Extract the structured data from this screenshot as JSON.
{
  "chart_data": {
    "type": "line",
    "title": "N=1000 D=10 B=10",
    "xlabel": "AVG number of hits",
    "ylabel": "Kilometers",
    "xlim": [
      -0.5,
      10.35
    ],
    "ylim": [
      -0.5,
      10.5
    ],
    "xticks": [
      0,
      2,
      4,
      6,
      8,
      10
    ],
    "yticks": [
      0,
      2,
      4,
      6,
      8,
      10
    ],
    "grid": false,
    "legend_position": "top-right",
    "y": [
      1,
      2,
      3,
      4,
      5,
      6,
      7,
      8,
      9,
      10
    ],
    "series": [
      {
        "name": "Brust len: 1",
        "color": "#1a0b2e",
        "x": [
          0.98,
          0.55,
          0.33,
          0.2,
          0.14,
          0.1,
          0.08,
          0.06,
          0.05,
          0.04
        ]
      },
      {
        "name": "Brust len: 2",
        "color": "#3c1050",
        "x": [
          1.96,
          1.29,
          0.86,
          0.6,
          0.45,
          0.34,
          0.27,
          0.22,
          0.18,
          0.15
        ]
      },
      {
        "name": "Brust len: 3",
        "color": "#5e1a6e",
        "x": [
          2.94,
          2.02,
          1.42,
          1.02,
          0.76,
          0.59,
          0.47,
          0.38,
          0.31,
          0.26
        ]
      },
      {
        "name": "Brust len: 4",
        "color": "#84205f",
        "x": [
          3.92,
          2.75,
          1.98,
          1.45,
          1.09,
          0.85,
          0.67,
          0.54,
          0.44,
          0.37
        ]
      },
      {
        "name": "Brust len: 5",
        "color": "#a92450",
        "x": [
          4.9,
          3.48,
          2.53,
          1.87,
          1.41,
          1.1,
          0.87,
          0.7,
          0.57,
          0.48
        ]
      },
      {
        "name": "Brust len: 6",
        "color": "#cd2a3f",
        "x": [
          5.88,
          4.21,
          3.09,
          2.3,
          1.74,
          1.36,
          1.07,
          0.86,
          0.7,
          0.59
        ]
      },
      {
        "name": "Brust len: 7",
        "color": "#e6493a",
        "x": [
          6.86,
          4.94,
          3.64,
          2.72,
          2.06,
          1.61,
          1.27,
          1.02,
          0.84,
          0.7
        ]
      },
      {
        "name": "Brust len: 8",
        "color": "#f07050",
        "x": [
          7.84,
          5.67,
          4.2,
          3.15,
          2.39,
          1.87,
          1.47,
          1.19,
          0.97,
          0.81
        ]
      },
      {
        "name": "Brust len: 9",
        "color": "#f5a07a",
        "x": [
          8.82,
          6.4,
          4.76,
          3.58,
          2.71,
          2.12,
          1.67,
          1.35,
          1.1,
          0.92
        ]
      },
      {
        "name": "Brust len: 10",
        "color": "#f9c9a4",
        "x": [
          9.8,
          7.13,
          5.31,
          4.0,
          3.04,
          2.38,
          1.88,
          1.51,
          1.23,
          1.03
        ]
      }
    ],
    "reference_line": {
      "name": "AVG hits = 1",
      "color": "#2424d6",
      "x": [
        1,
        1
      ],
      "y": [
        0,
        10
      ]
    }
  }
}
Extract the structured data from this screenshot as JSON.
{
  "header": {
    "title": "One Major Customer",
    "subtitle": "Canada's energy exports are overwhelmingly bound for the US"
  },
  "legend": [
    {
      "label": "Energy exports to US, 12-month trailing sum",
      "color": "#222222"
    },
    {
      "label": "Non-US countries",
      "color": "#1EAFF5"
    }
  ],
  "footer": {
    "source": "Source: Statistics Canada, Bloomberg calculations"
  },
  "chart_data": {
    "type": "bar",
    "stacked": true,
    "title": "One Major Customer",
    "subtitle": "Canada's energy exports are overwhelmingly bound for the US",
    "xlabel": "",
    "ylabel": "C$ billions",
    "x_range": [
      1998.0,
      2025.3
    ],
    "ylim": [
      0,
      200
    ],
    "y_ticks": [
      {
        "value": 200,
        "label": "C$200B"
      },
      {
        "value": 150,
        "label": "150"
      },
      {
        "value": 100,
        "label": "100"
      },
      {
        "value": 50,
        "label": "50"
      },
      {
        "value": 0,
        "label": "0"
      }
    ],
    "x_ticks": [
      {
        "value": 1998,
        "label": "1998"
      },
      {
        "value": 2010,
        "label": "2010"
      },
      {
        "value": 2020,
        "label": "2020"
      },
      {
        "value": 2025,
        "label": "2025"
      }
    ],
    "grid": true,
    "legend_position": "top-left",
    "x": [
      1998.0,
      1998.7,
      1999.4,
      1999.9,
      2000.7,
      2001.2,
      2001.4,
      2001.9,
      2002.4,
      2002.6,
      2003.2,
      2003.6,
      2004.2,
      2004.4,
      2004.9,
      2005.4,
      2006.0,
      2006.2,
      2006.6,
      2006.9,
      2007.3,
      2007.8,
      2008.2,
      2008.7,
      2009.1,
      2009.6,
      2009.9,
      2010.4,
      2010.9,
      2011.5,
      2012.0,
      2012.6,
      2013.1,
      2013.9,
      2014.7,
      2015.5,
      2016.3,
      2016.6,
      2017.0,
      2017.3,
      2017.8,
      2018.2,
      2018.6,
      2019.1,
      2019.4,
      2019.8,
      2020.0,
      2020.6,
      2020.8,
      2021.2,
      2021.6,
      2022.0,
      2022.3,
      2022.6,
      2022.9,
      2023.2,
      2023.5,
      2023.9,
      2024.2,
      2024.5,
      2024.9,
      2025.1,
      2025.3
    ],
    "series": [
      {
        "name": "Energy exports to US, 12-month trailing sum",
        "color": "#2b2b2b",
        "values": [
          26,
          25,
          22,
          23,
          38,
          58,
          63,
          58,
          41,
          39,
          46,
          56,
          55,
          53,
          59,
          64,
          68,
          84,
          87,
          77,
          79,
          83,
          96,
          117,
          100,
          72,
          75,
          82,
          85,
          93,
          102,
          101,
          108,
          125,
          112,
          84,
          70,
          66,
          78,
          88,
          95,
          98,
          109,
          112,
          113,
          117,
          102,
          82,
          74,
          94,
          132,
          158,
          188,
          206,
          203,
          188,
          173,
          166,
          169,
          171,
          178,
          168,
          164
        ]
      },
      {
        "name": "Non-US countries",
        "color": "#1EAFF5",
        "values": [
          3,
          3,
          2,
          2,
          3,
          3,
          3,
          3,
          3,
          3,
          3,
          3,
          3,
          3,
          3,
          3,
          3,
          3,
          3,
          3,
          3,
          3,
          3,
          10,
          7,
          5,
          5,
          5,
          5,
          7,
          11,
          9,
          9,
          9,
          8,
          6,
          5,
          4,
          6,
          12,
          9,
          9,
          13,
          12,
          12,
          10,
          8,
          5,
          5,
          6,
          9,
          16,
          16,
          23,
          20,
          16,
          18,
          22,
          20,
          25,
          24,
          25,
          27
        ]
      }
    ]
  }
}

## AIM
Your task is to repeat every line exactly.

## ANSWER
Extract the structured data from this screenshot as JSON.
{
  "chart_data": {
    "type": "line",
    "title": "N=1000 D=10 B=10",
    "xlabel": "AVG number of hits",
    "ylabel": "Kilometers",
    "xlim": [
      -0.5,
      10.35
    ],
    "ylim": [
      -0.5,
      10.5
    ],
    "xticks": [
      0,
      2,
      4,
      6,
      8,
      10
    ],
    "yticks": [
      0,
      2,
      4,
      6,
      8,
      10
    ],
    "grid": false,
    "legend_position": "top-right",
    "y": [
      1,
      2,
      3,
      4,
      5,
      6,
      7,
      8,
      9,
      10
    ],
    "series": [
      {
        "name": "Brust len: 1",
        "color": "#1a0b2e",
        "x": [
          0.98,
          0.55,
          0.33,
          0.2,
          0.14,
          0.1,
          0.08,
          0.06,
          0.05,
          0.04
        ]
      },
      {
        "name": "Brust len: 2",
        "color": "#3c1050",
        "x": [
          1.96,
          1.29,
          0.86,
          0.6,
          0.45,
          0.34,
          0.27,
          0.22,
          0.18,
          0.15
        ]
      },
      {
        "name": "Brust len: 3",
        "color": "#5e1a6e",
        "x": [
          2.94,
          2.02,
          1.42,
          1.02,
          0.76,
          0.59,
          0.47,
          0.38,
          0.31,
          0.26
        ]
      },
      {
        "name": "Brust len: 4",
        "color": "#84205f",
        "x": [
          3.92,
          2.75,
          1.98,
          1.45,
          1.09,
          0.85,
          0.67,
          0.54,
          0.44,
          0.37
        ]
      },
      {
        "name": "Brust len: 5",
        "color": "#a92450",
        "x": [
          4.9,
          3.48,
          2.53,
          1.87,
          1.41,
          1.1,
          0.87,
          0.7,
          0.57,
          0.48
        ]
      },
      {
        "name": "Brust len: 6",
        "color": "#cd2a3f",
        "x": [
          5.88,
          4.21,
          3.09,
          2.3,
          1.74,
          1.36,
          1.07,
          0.86,
          0.7,
          0.59
        ]
      },
      {
        "name": "Brust len: 7",
        "color": "#e6493a",
        "x": [
          6.86,
          4.94,
          3.64,
          2.72,
          2.06,
          1.61,
          1.27,
          1.02,
          0.84,
          0.7
        ]
      },
      {
        "name": "Brust len: 8",
        "color": "#f07050",
        "x": [
          7.84,
          5.67,
          4.2,
          3.15,
          2.39,
          1.87,
          1.47,
          1.19,
          0.97,
          0.81
        ]
      },
      {
        "name": "Brust len: 9",
        "color": "#f5a07a",
        "x": [
          8.82,
          6.4,
          4.76,
          3.58,
          2.71,
          2.12,
          1.67,
          1.35,
          1.1,
          0.92
        ]
      },
      {
        "name": "Brust len: 10",
        "color": "#f9c9a4",
        "x": [
          9.8,
          7.13,
          5.31,
          4.0,
          3.04,
          2.38,
          1.88,
          1.51,
          1.23,
          1.03
        ]
      }
    ],
    "reference_line": {
      "name": "AVG hits = 1",
      "color": "#2424d6",
      "x": [
        1,
        1
      ],
      "y": [
        0,
        10
      ]
    }
  }
}
Extract the structured data from this screenshot as JSON.
{
  "header": {
    "title": "One Major Customer",
    "subtitle": "Canada's energy exports are overwhelmingly bound for the US"
  },
  "legend": [
    {
      "label": "Energy exports to US, 12-month trailing sum",
      "color": "#222222"
    },
    {
      "label": "Non-US countries",
      "color": "#1EAFF5"
    }
  ],
  "footer": {
    "source": "Source: Statistics Canada, Bloomberg calculations"
  },
  "chart_data": {
    "type": "bar",
    "stacked": true,
    "title": "One Major Customer",
    "subtitle": "Canada's energy exports are overwhelmingly bound for the US",
    "xlabel": "",
    "ylabel": "C$ billions",
    "x_range": [
      1998.0,
      2025.3
    ],
    "ylim": [
      0,
      200
    ],
    "y_ticks": [
      {
        "value": 200,
        "label": "C$200B"
      },
      {
        "value": 150,
        "label": "150"
      },
      {
        "value": 100,
        "label": "100"
      },
      {
        "value": 50,
        "label": "50"
      },
      {
        "value": 0,
        "label": "0"
      }
    ],
    "x_ticks": [
      {
        "value": 1998,
        "label": "1998"
      },
      {
        "value": 2010,
        "label": "2010"
      },
      {
        "value": 2020,
        "label": "2020"
      },
      {
        "value": 2025,
        "label": "2025"
      }
    ],
    "grid": true,
    "legend_position": "top-left",
    "x": [
      1998.0,
      1998.7,
      1999.4,
      1999.9,
      2000.7,
      2001.2,
      2001.4,
      2001.9,
      2002.4,
      2002.6,
      2003.2,
      2003.6,
      2004.2,
      2004.4,
      2004.9,
      2005.4,
      2006.0,
      2006.2,
      2006.6,
      2006.9,
      2007.3,
      2007.8,
      2008.2,
      2008.7,
      2009.1,
      2009.6,
      2009.9,
      2010.4,
      2010.9,
      2011.5,
      2012.0,
      2012.6,
      2013.1,
      2013.9,
      2014.7,
      2015.5,
      2016.3,
      2016.6,
      2017.0,
      2017.3,
      2017.8,
      2018.2,
      2018.6,
      2019.1,
      2019.4,
      2019.8,
      2020.0,
      2020.6,
      2020.8,
      2021.2,
      2021.6,
      2022.0,
      2022.3,
      2022.6,
      2022.9,
      2023.2,
      2023.5,
      2023.9,
      2024.2,
      2024.5,
      2024.9,
      2025.1,
      2025.3
    ],
    "series": [
      {
        "name": "Energy exports to US, 12-month trailing sum",
        "color": "#2b2b2b",
        "values": [
          26,
          25,
          22,
          23,
          38,
          58,
          63,
          58,
          41,
          39,
          46,
          56,
          55,
          53,
          59,
          64,
          68,
          84,
          87,
          77,
          79,
          83,
          96,
          117,
          100,
          72,
          75,
          82,
          85,
          93,
          102,
          101,
          108,
          125,
          112,
          84,
          70,
          66,
          78,
          88,
          95,
          98,
          109,
          112,
          113,
          117,
          102,
          82,
          74,
          94,
          132,
          158,
          188,
          206,
          203,
          188,
          173,
          166,
          169,
          171,
          178,
          168,
          164
        ]
      },
      {
        "name": "Non-US countries",
        "color": "#1EAFF5",
        "values": [
          3,
          3,
          2,
          2,
          3,
          3,
          3,
          3,
          3,
          3,
          3,
          3,
          3,
          3,
          3,
          3,
          3,
          3,
          3,
          3,
          3,
          3,
          3,
          10,
          7,
          5,
          5,
          5,
          5,
          7,
          11,
          9,
          9,
          9,
          8,
          6,
          5,
          4,
          6,
          12,
          9,
          9,
          13,
          12,
          12,
          10,
          8,
          5,
          5,
          6,
          9,
          16,
          16,
          23,
          20,
          16,
          18,
          22,
          20,
          25,
          24,
          25,
          27
        ]
      }
    ]
  }
}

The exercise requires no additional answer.